**WHAT THIS TASK INVOLVES**. Below are some entries. Output each one exactly as it appears.

Collected data
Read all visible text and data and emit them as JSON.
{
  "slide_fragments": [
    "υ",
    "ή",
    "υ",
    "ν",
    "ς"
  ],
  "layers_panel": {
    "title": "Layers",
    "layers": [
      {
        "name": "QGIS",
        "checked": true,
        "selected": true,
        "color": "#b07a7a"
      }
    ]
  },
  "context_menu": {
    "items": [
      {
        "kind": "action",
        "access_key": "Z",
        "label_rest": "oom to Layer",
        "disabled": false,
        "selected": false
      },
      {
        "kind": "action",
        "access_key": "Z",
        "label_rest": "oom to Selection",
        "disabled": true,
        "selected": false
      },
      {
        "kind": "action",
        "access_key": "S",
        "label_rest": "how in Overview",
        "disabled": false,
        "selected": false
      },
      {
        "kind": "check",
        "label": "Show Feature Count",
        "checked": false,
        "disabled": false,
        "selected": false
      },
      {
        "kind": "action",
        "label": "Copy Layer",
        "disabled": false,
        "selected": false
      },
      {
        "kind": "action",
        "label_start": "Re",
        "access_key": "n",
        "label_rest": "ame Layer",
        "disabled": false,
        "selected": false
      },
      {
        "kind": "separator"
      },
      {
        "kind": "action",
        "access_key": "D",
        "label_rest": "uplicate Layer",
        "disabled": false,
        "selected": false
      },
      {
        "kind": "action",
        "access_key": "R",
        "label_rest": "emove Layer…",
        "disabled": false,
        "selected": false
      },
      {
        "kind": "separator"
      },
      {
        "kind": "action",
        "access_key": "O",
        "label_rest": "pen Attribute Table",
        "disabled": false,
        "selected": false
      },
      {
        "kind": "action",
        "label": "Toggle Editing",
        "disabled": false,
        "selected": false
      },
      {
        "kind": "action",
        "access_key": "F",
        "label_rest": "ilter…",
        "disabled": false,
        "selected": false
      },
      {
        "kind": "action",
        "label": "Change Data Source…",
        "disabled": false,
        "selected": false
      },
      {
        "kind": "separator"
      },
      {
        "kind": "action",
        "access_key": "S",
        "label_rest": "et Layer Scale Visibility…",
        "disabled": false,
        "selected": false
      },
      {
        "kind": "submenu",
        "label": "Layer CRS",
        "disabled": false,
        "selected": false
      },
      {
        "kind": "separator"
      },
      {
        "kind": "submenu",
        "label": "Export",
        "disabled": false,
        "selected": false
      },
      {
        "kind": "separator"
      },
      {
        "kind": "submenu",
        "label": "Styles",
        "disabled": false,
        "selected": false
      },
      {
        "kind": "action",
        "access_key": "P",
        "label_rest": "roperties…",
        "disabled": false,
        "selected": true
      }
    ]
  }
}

**EXERCISE RESULT**.
Read all visible text and data and emit them as JSON.
{
  "slide_fragments": [
    "υ",
    "ή",
    "υ",
    "ν",
    "ς"
  ],
  "layers_panel": {
    "title": "Layers",
    "layers": [
      {
        "name": "QGIS",
        "checked": true,
        "selected": true,
        "color": "#b07a7a"
      }
    ]
  },
  "context_menu": {
    "items": [
      {
        "kind": "action",
        "access_key": "Z",
        "label_rest": "oom to Layer",
        "disabled": false,
        "selected": false
      },
      {
        "kind": "action",
        "access_key": "Z",
        "label_rest": "oom to Selection",
        "disabled": true,
        "selected": false
      },
      {
        "kind": "action",
        "access_key": "S",
        "label_rest": "how in Overview",
        "disabled": false,
        "selected": false
      },
      {
        "kind": "check",
        "label": "Show Feature Count",
        "checked": false,
        "disabled": false,
        "selected": false
      },
      {
        "kind": "action",
        "label": "Copy Layer",
        "disabled": false,
        "selected": false
      },
      {
        "kind": "action",
        "label_start": "Re",
        "access_key": "n",
        "label_rest": "ame Layer",
        "disabled": false,
        "selected": false
      },
      {
        "kind": "separator"
      },
      {
        "kind": "action",
        "access_key": "D",
        "label_rest": "uplicate Layer",
        "disabled": false,
        "selected": false
      },
      {
        "kind": "action",
        "access_key": "R",
        "label_rest": "emove Layer…",
        "disabled": false,
        "selected": false
      },
      {
        "kind": "separator"
      },
      {
        "kind": "action",
        "access_key": "O",
        "label_rest": "pen Attribute Table",
        "disabled": false,
        "selected": false
      },
      {
        "kind": "action",
        "label": "Toggle Editing",
        "disabled": false,
        "selected": false
      },
      {
        "kind": "action",
        "access_key": "F",
        "label_rest": "ilter…",
        "disabled": false,
        "selected": false
      },
      {
        "kind": "action",
        "label": "Change Data Source…",
        "disabled": false,
        "selected": false
      },
      {
        "kind": "separator"
      },
      {
        "kind": "action",
        "access_key": "S",
        "label_rest": "et Layer Scale Visibility…",
        "disabled": false,
        "selected": false
      },
      {
        "kind": "submenu",
        "label": "Layer CRS",
        "disabled": false,
        "selected": false
      },
      {
        "kind": "separator"
      },
      {
        "kind": "submenu",
        "label": "Export",
        "disabled": false,
        "selected": false
      },
      {
        "kind": "separator"
      },
      {
        "kind": "submenu",
        "label": "Styles",
        "disabled": false,
        "selected": false
      },
      {
        "kind": "action",
        "access_key": "P",
        "label_rest": "roperties…",
        "disabled": false,
        "selected": true
      }
    ]
  }
}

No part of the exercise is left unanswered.